**Given problem**: Retype the records from the first line through the line with "- grid-dot: [689, 317, 691, 319]", keeping every character the same.

**Records**:
+---+

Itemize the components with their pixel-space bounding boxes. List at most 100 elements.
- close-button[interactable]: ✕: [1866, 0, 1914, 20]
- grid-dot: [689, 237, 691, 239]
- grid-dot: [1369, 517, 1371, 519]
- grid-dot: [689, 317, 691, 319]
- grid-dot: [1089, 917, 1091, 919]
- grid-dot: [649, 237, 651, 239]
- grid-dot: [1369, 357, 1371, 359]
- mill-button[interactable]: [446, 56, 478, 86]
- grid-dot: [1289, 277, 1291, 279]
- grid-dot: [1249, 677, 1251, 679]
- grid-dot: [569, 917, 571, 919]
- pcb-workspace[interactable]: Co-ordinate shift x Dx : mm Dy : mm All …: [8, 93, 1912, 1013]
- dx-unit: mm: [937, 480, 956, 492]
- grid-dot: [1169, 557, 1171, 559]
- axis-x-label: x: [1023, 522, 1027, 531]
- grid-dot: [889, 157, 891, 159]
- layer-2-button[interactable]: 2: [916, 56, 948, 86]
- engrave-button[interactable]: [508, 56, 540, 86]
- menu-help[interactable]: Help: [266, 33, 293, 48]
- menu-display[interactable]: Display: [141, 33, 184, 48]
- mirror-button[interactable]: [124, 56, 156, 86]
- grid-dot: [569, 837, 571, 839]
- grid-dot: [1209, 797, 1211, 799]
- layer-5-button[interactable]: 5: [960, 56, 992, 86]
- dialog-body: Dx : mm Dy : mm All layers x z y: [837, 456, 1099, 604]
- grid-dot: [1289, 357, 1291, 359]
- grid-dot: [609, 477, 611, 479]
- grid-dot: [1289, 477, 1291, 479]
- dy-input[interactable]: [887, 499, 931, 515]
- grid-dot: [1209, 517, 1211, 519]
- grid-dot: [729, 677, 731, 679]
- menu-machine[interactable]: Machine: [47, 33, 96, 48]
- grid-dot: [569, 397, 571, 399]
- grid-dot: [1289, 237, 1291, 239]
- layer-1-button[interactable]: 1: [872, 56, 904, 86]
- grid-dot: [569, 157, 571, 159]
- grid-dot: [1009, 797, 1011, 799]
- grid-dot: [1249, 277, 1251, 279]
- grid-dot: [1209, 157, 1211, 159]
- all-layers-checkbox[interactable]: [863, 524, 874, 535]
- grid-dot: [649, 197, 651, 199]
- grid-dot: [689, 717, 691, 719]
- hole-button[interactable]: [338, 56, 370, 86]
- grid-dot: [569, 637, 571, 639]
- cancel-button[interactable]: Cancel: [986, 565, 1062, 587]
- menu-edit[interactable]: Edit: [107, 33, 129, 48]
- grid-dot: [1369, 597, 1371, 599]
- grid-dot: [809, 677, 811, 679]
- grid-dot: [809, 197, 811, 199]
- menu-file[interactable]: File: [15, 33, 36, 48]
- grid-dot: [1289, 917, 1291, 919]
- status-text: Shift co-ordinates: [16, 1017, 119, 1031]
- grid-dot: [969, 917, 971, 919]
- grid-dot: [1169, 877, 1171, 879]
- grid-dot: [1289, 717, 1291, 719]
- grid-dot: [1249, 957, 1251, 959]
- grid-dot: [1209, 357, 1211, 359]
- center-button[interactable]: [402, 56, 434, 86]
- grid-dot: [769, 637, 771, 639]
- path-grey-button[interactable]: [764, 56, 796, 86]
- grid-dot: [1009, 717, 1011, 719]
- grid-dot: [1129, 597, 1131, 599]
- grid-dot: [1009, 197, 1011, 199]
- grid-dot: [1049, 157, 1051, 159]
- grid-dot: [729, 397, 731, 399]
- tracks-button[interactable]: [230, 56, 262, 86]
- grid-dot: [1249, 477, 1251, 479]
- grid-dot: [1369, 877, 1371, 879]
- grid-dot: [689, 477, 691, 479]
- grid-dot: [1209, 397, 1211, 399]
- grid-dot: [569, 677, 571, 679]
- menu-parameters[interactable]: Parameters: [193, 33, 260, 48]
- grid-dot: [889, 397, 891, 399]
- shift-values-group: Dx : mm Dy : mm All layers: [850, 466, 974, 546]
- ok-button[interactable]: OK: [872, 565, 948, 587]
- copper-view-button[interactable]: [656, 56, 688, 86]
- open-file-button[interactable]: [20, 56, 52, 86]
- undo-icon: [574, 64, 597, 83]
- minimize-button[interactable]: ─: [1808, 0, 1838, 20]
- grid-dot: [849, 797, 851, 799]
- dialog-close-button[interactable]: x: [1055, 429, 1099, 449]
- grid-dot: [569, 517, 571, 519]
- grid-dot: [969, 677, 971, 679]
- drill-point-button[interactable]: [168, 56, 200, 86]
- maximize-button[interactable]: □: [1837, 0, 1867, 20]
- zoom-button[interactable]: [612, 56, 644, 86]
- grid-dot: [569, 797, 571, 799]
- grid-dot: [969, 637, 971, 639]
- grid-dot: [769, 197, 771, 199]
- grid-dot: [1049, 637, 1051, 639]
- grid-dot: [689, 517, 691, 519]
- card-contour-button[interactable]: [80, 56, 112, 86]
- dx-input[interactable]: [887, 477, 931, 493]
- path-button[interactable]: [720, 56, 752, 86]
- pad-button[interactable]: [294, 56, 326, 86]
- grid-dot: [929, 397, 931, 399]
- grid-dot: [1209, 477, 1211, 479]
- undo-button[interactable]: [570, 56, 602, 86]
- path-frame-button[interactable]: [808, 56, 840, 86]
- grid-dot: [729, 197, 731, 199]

+---+

**Output of the task**:
Itemize the components with their pixel-space bounding boxes. List at most 100 elements.
- close-button[interactable]: ✕: [1866, 0, 1914, 20]
- grid-dot: [689, 237, 691, 239]
- grid-dot: [1369, 517, 1371, 519]
- grid-dot: [689, 317, 691, 319]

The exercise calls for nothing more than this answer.